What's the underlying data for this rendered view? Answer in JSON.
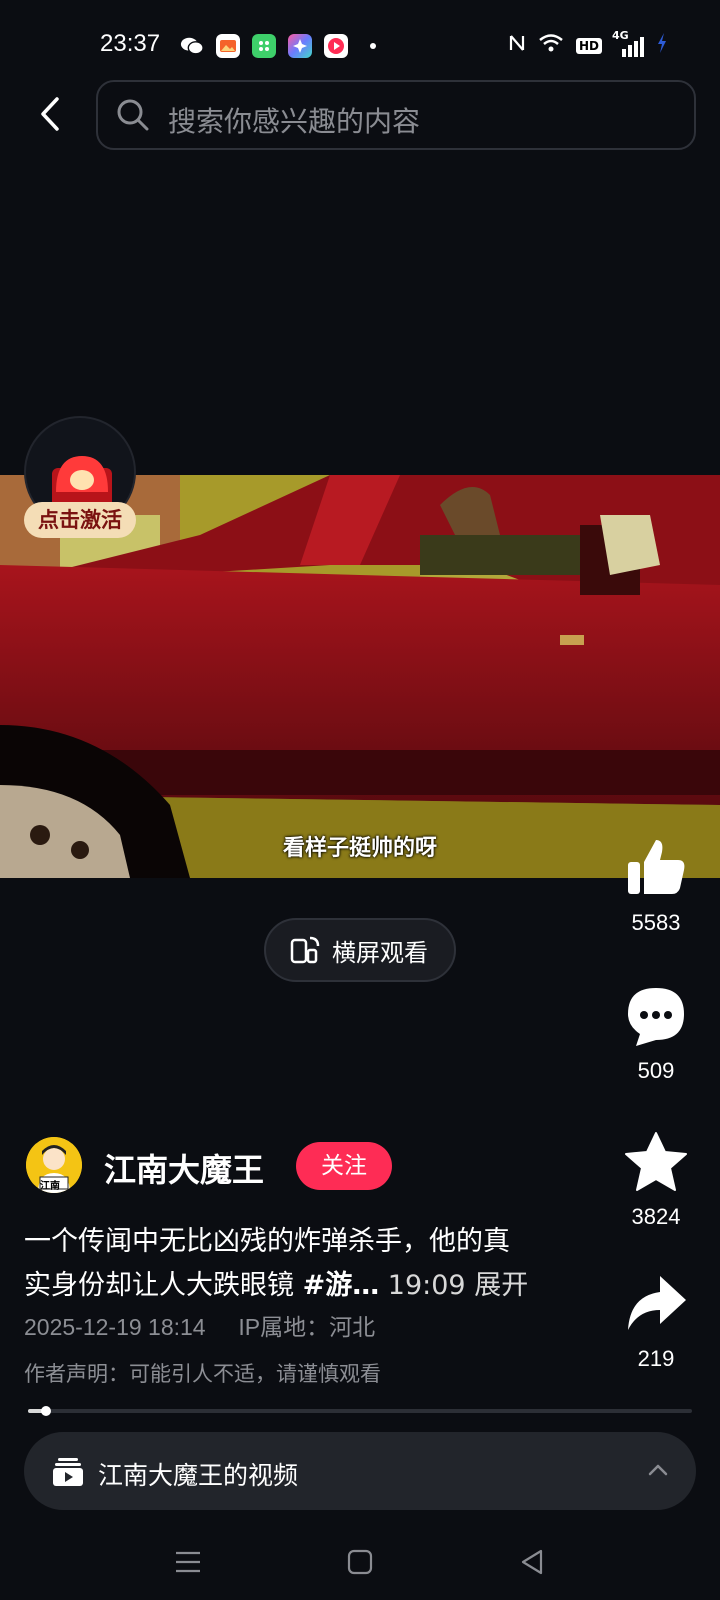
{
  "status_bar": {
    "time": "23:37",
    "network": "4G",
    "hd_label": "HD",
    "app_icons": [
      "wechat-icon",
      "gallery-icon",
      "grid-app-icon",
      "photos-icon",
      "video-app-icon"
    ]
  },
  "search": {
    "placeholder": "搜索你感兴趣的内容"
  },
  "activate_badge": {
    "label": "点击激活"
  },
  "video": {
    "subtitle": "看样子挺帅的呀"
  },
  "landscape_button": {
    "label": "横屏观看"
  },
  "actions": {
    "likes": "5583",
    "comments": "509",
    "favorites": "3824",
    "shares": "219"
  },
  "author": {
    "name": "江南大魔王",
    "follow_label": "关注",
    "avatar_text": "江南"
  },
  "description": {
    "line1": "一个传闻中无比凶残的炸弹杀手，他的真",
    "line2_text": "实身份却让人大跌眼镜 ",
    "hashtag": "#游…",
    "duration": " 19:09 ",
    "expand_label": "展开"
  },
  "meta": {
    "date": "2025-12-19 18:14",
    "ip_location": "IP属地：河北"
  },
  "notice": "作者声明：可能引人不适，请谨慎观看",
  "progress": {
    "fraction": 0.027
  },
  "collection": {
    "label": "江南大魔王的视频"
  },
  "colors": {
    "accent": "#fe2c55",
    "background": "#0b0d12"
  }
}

**Task brief**
Omit pictures; set down the rest of the material word for word.

**Result below**
What's the underlying data for this rendered view? Answer in JSON.
{
  "status_bar": {
    "time": "23:37",
    "network": "4G",
    "hd_label": "HD",
    "app_icons": [
      "wechat-icon",
      "gallery-icon",
      "grid-app-icon",
      "photos-icon",
      "video-app-icon"
    ]
  },
  "search": {
    "placeholder": "搜索你感兴趣的内容"
  },
  "activate_badge": {
    "label": "点击激活"
  },
  "video": {
    "subtitle": "看样子挺帅的呀"
  },
  "landscape_button": {
    "label": "横屏观看"
  },
  "actions": {
    "likes": "5583",
    "comments": "509",
    "favorites": "3824",
    "shares": "219"
  },
  "author": {
    "name": "江南大魔王",
    "follow_label": "关注",
    "avatar_text": "江南"
  },
  "description": {
    "line1": "一个传闻中无比凶残的炸弹杀手，他的真",
    "line2_text": "实身份却让人大跌眼镜 ",
    "hashtag": "#游…",
    "duration": " 19:09 ",
    "expand_label": "展开"
  },
  "meta": {
    "date": "2025-12-19 18:14",
    "ip_location": "IP属地：河北"
  },
  "notice": "作者声明：可能引人不适，请谨慎观看",
  "progress": {
    "fraction": 0.027
  },
  "collection": {
    "label": "江南大魔王的视频"
  },
  "colors": {
    "accent": "#fe2c55",
    "background": "#0b0d12"
  }
}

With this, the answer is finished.